** begin **

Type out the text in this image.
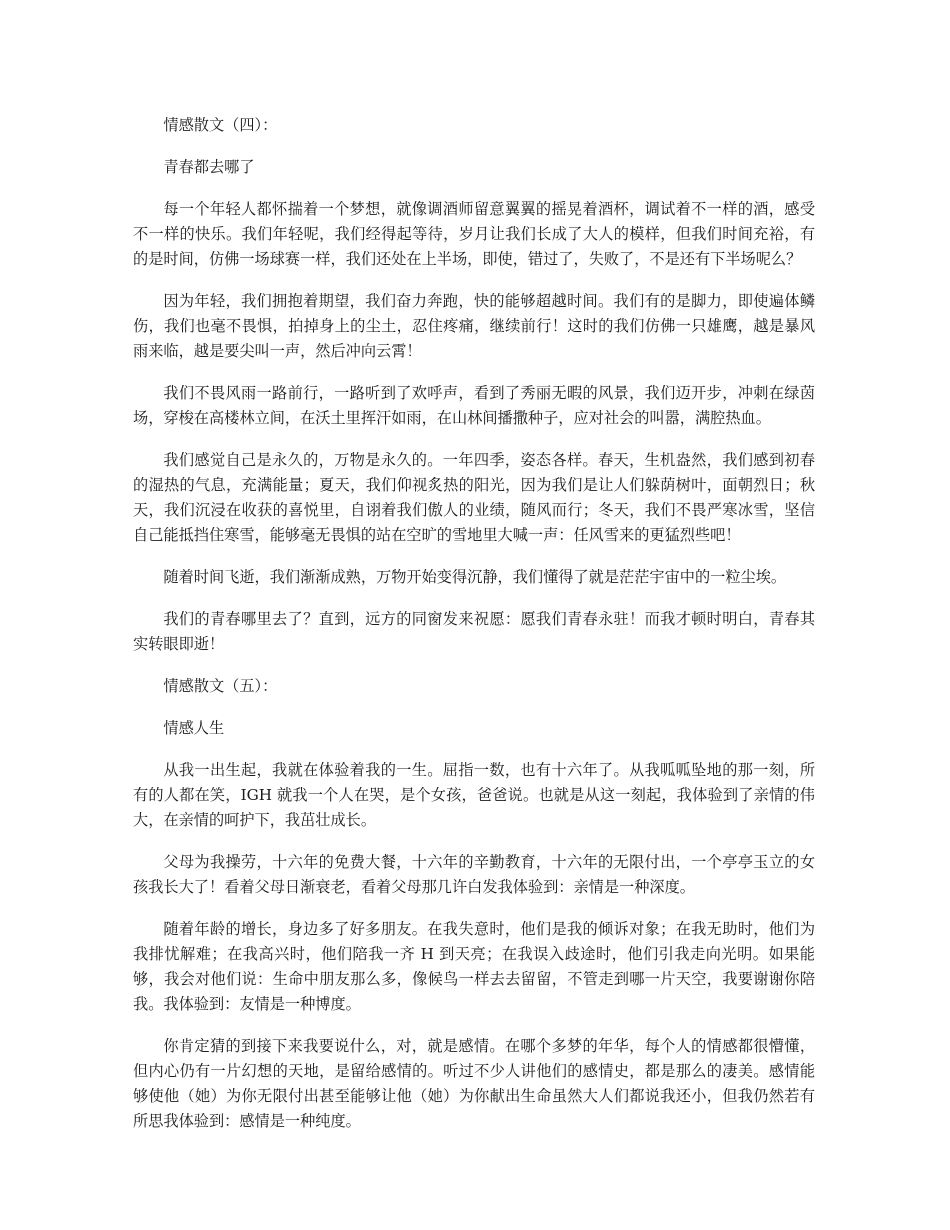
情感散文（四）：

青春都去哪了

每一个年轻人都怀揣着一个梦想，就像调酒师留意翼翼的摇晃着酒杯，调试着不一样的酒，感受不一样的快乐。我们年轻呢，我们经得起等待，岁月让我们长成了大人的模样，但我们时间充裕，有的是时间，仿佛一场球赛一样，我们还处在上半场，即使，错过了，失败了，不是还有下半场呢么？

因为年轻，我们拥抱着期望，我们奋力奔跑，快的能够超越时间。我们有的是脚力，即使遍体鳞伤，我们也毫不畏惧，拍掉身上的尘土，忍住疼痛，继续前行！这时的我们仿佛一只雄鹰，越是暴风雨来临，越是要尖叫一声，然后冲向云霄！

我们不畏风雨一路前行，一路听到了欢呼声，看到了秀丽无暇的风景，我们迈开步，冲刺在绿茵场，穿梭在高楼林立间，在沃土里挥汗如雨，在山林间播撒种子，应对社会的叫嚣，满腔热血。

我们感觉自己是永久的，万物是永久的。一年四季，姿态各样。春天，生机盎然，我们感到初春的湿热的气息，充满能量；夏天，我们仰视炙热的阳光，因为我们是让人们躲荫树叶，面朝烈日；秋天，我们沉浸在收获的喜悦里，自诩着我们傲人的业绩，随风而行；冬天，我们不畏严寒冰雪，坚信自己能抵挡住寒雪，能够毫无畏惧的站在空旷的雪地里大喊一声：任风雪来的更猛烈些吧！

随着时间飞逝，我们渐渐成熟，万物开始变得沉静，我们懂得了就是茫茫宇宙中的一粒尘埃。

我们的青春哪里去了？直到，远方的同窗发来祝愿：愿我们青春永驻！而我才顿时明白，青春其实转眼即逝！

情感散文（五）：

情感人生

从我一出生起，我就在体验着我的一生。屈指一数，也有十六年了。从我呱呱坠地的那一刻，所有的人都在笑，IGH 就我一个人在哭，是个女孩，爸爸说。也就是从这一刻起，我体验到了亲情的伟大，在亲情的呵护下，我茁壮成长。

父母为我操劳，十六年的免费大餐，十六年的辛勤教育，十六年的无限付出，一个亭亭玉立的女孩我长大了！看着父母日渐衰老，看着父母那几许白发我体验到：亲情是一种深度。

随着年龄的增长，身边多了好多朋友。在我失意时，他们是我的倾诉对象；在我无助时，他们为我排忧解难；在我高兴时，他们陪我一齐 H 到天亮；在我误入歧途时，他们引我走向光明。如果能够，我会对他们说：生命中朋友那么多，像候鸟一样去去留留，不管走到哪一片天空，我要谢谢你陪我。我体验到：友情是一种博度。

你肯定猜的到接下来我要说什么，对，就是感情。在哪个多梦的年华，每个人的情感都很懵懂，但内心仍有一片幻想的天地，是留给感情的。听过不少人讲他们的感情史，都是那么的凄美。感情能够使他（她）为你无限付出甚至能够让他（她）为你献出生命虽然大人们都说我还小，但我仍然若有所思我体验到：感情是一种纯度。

** end **

** CHALLENGE **
Each line in the records above should be reproduced exactly; images are not copied.

** TASK OUTPUT **
Type out the text in this image.
情感散文（四）：

青春都去哪了

每一个年轻人都怀揣着一个梦想，就像调酒师留意翼翼的摇晃着酒杯，调试着不一样的酒，感受不一样的快乐。我们年轻呢，我们经得起等待，岁月让我们长成了大人的模样，但我们时间充裕，有的是时间，仿佛一场球赛一样，我们还处在上半场，即使，错过了，失败了，不是还有下半场呢么？

因为年轻，我们拥抱着期望，我们奋力奔跑，快的能够超越时间。我们有的是脚力，即使遍体鳞伤，我们也毫不畏惧，拍掉身上的尘土，忍住疼痛，继续前行！这时的我们仿佛一只雄鹰，越是暴风雨来临，越是要尖叫一声，然后冲向云霄！

我们不畏风雨一路前行，一路听到了欢呼声，看到了秀丽无暇的风景，我们迈开步，冲刺在绿茵场，穿梭在高楼林立间，在沃土里挥汗如雨，在山林间播撒种子，应对社会的叫嚣，满腔热血。

我们感觉自己是永久的，万物是永久的。一年四季，姿态各样。春天，生机盎然，我们感到初春的湿热的气息，充满能量；夏天，我们仰视炙热的阳光，因为我们是让人们躲荫树叶，面朝烈日；秋天，我们沉浸在收获的喜悦里，自诩着我们傲人的业绩，随风而行；冬天，我们不畏严寒冰雪，坚信自己能抵挡住寒雪，能够毫无畏惧的站在空旷的雪地里大喊一声：任风雪来的更猛烈些吧！

随着时间飞逝，我们渐渐成熟，万物开始变得沉静，我们懂得了就是茫茫宇宙中的一粒尘埃。

我们的青春哪里去了？直到，远方的同窗发来祝愿：愿我们青春永驻！而我才顿时明白，青春其实转眼即逝！

情感散文（五）：

情感人生

从我一出生起，我就在体验着我的一生。屈指一数，也有十六年了。从我呱呱坠地的那一刻，所有的人都在笑，IGH 就我一个人在哭，是个女孩，爸爸说。也就是从这一刻起，我体验到了亲情的伟大，在亲情的呵护下，我茁壮成长。

父母为我操劳，十六年的免费大餐，十六年的辛勤教育，十六年的无限付出，一个亭亭玉立的女孩我长大了！看着父母日渐衰老，看着父母那几许白发我体验到：亲情是一种深度。

随着年龄的增长，身边多了好多朋友。在我失意时，他们是我的倾诉对象；在我无助时，他们为我排忧解难；在我高兴时，他们陪我一齐 H 到天亮；在我误入歧途时，他们引我走向光明。如果能够，我会对他们说：生命中朋友那么多，像候鸟一样去去留留，不管走到哪一片天空，我要谢谢你陪我。我体验到：友情是一种博度。

你肯定猜的到接下来我要说什么，对，就是感情。在哪个多梦的年华，每个人的情感都很懵懂，但内心仍有一片幻想的天地，是留给感情的。听过不少人讲他们的感情史，都是那么的凄美。感情能够使他（她）为你无限付出甚至能够让他（她）为你献出生命虽然大人们都说我还小，但我仍然若有所思我体验到：感情是一种纯度。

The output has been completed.